◆ WORK REQUIRED ◆
Skip the images and return the records below exactly.

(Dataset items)
********

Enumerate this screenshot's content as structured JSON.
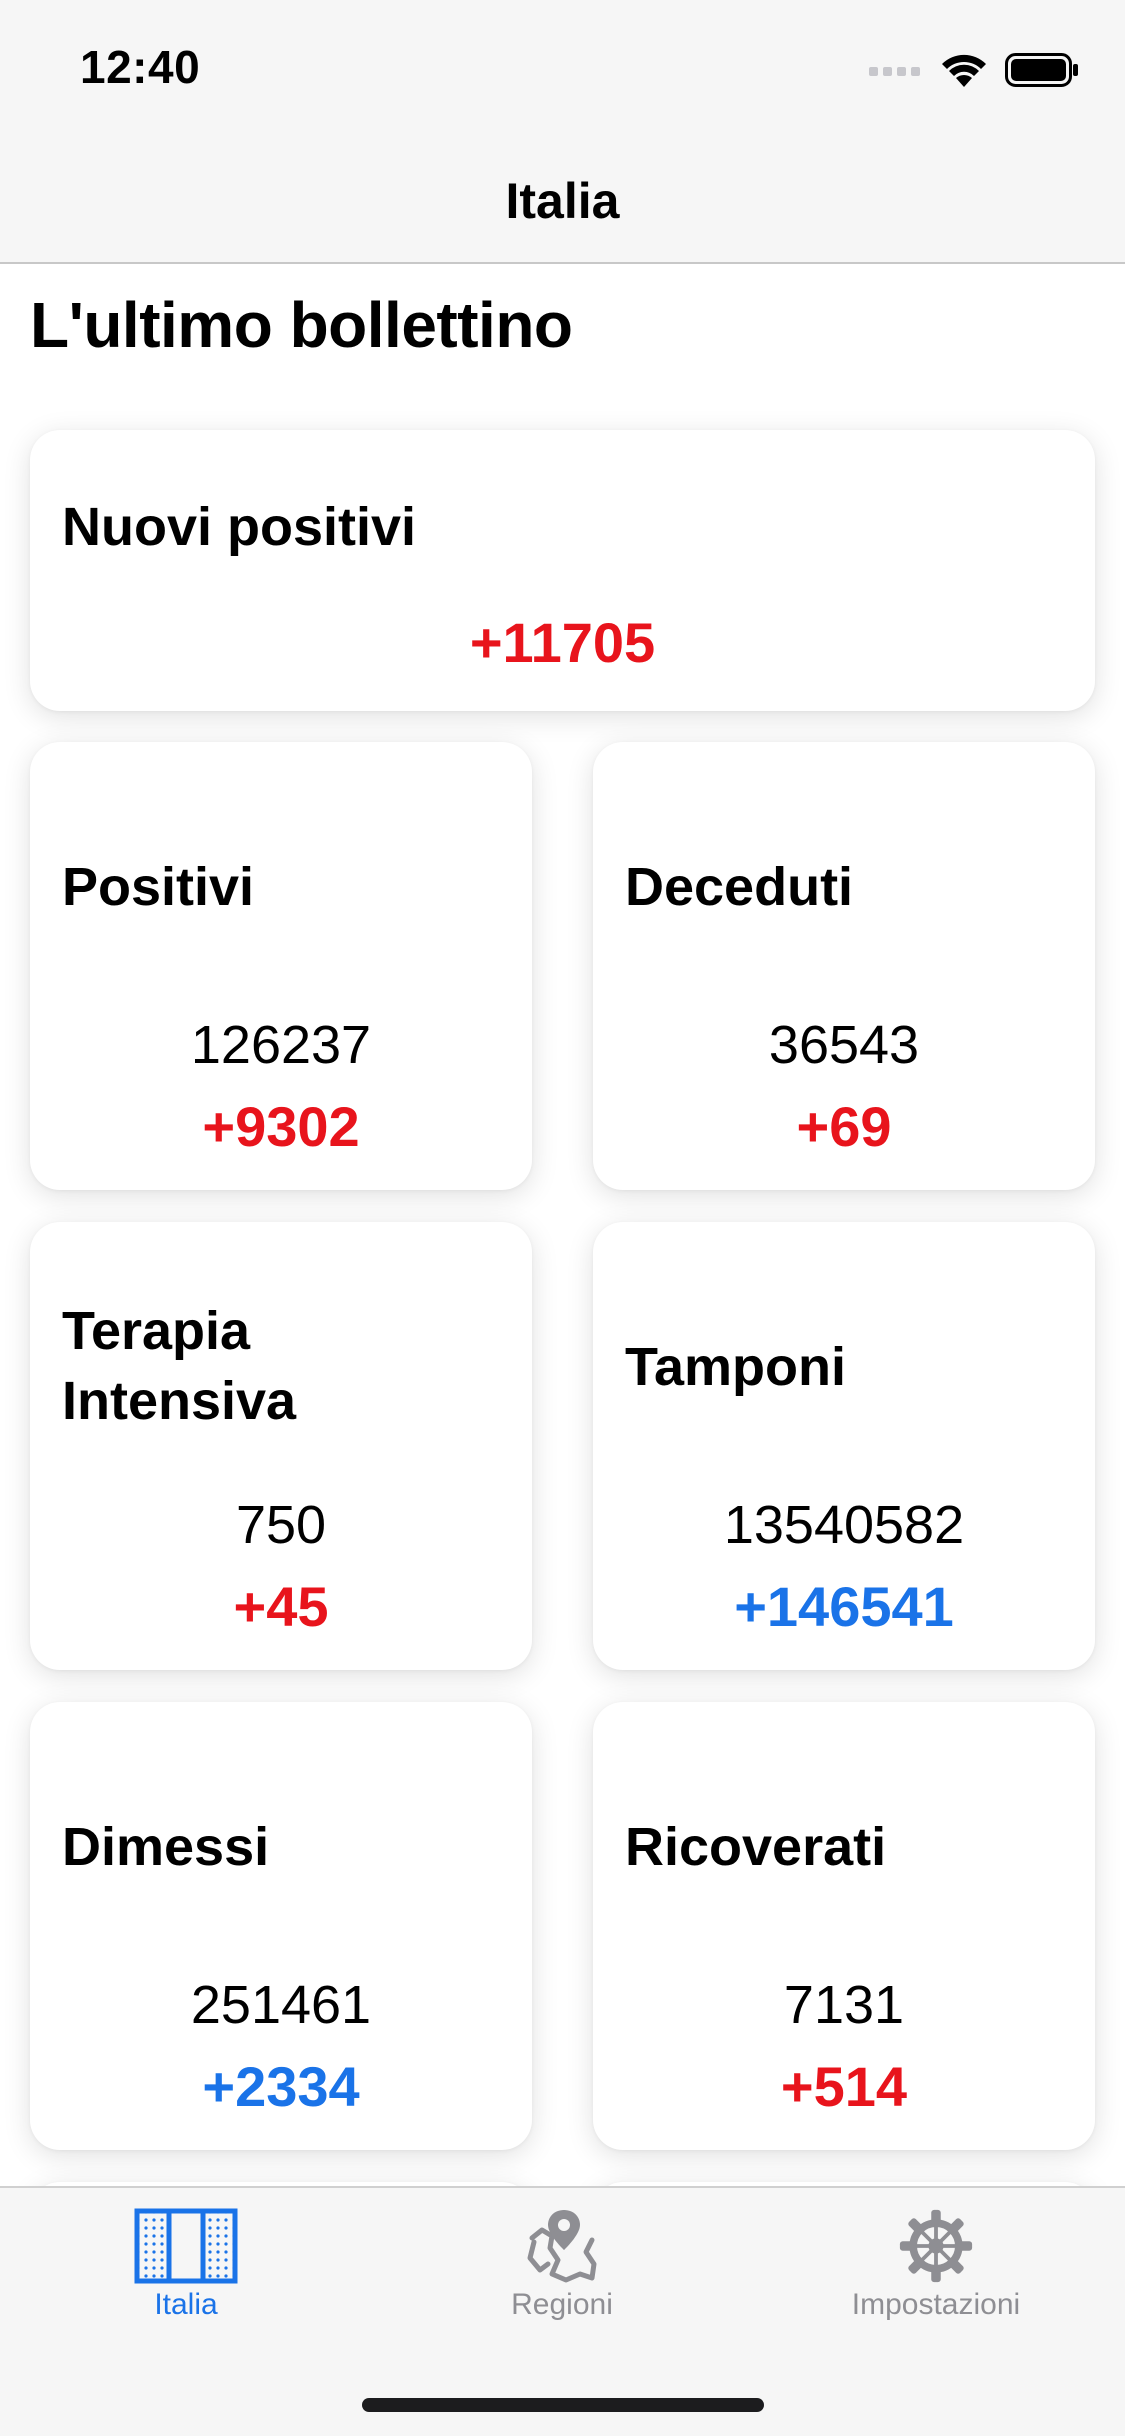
{
  "status_bar": {
    "time": "12:40"
  },
  "nav": {
    "title": "Italia"
  },
  "page": {
    "title": "L'ultimo bollettino"
  },
  "cards": {
    "nuovi_positivi": {
      "label": "Nuovi positivi",
      "delta": "+11705",
      "delta_color": "#e8141c"
    },
    "positivi": {
      "label": "Positivi",
      "value": "126237",
      "delta": "+9302",
      "delta_color": "#e8141c"
    },
    "deceduti": {
      "label": "Deceduti",
      "value": "36543",
      "delta": "+69",
      "delta_color": "#e8141c"
    },
    "terapia_intensiva": {
      "label_line1": "Terapia",
      "label_line2": "Intensiva",
      "value": "750",
      "delta": "+45",
      "delta_color": "#e8141c"
    },
    "tamponi": {
      "label": "Tamponi",
      "value": "13540582",
      "delta": "+146541",
      "delta_color": "#1a73e8"
    },
    "dimessi": {
      "label": "Dimessi",
      "value": "251461",
      "delta": "+2334",
      "delta_color": "#1a73e8"
    },
    "ricoverati": {
      "label": "Ricoverati",
      "value": "7131",
      "delta": "+514",
      "delta_color": "#e8141c"
    }
  },
  "tabbar": {
    "items": [
      {
        "label": "Italia",
        "icon": "italy-flag-icon",
        "active": true
      },
      {
        "label": "Regioni",
        "icon": "map-pin-icon",
        "active": false
      },
      {
        "label": "Impostazioni",
        "icon": "gear-icon",
        "active": false
      }
    ],
    "active_color": "#1a73e8",
    "inactive_color": "#8e8e93"
  }
}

********

◆ EXERCISE ANSWER ◆
Enumerate this screenshot's content as structured JSON.
{
  "status_bar": {
    "time": "12:40"
  },
  "nav": {
    "title": "Italia"
  },
  "page": {
    "title": "L'ultimo bollettino"
  },
  "cards": {
    "nuovi_positivi": {
      "label": "Nuovi positivi",
      "delta": "+11705",
      "delta_color": "#e8141c"
    },
    "positivi": {
      "label": "Positivi",
      "value": "126237",
      "delta": "+9302",
      "delta_color": "#e8141c"
    },
    "deceduti": {
      "label": "Deceduti",
      "value": "36543",
      "delta": "+69",
      "delta_color": "#e8141c"
    },
    "terapia_intensiva": {
      "label_line1": "Terapia",
      "label_line2": "Intensiva",
      "value": "750",
      "delta": "+45",
      "delta_color": "#e8141c"
    },
    "tamponi": {
      "label": "Tamponi",
      "value": "13540582",
      "delta": "+146541",
      "delta_color": "#1a73e8"
    },
    "dimessi": {
      "label": "Dimessi",
      "value": "251461",
      "delta": "+2334",
      "delta_color": "#1a73e8"
    },
    "ricoverati": {
      "label": "Ricoverati",
      "value": "7131",
      "delta": "+514",
      "delta_color": "#e8141c"
    }
  },
  "tabbar": {
    "items": [
      {
        "label": "Italia",
        "icon": "italy-flag-icon",
        "active": true
      },
      {
        "label": "Regioni",
        "icon": "map-pin-icon",
        "active": false
      },
      {
        "label": "Impostazioni",
        "icon": "gear-icon",
        "active": false
      }
    ],
    "active_color": "#1a73e8",
    "inactive_color": "#8e8e93"
  }
}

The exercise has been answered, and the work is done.